Go through the listing below and gather every line with the word "time".

--- start ---

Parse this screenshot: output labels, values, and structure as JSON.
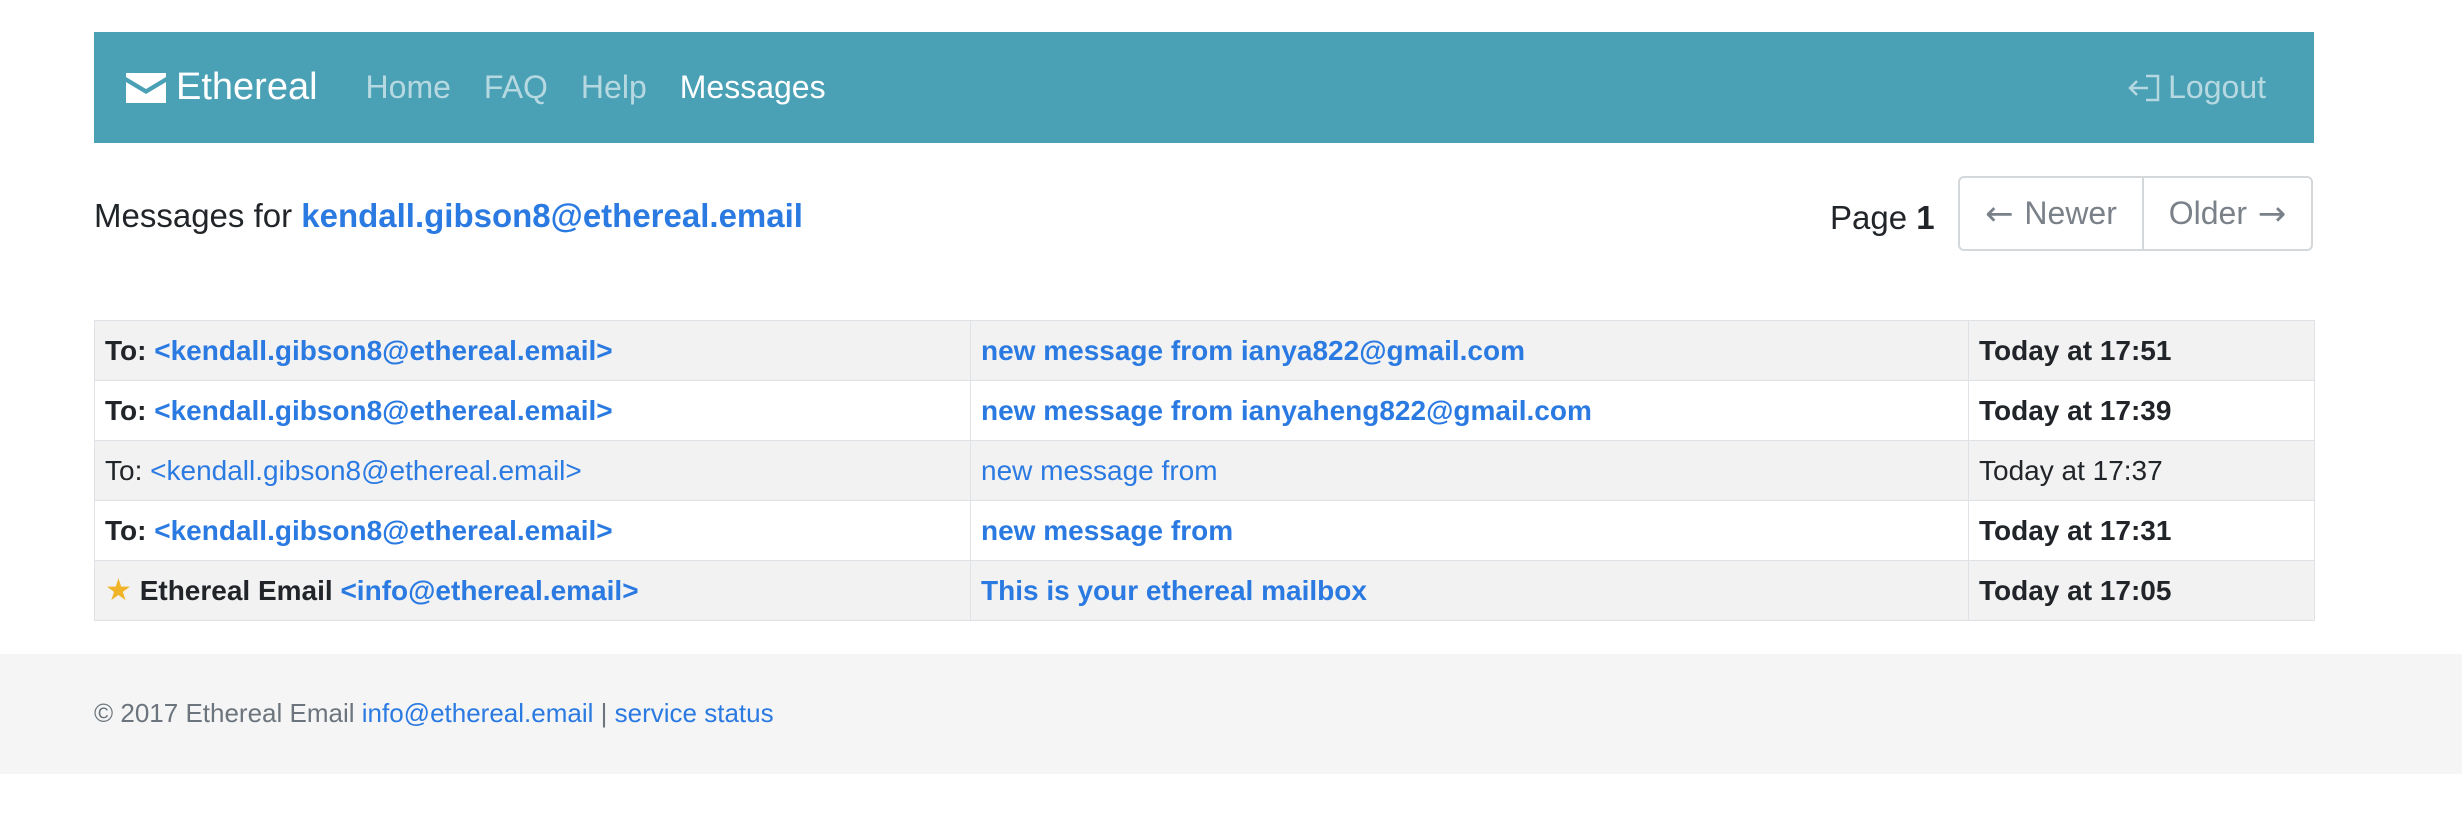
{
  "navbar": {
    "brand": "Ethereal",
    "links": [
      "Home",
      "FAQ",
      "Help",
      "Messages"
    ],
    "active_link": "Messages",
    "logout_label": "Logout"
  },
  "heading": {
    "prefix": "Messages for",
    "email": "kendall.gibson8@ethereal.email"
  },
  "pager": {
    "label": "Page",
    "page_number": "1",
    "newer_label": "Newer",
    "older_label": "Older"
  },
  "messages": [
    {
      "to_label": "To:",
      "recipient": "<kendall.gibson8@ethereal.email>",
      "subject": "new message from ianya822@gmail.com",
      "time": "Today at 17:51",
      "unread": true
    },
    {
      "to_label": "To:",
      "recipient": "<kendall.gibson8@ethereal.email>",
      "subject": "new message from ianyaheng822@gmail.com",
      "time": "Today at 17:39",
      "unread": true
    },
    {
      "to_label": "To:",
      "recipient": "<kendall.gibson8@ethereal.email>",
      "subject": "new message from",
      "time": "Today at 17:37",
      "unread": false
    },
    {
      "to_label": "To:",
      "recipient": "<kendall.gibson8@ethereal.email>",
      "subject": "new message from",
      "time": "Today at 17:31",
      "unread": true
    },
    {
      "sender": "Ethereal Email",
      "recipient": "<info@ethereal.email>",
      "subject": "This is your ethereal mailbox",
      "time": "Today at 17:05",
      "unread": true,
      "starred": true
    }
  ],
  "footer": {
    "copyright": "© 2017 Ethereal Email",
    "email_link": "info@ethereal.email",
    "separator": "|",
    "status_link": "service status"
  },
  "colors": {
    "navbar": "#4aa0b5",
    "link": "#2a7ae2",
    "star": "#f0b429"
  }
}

--- end ---

RESPONSE TO THE EXERCISE.
      "time": "Today at 17:51",
      "time": "Today at 17:39",
      "time": "Today at 17:37",
      "time": "Today at 17:31",
      "time": "Today at 17:05",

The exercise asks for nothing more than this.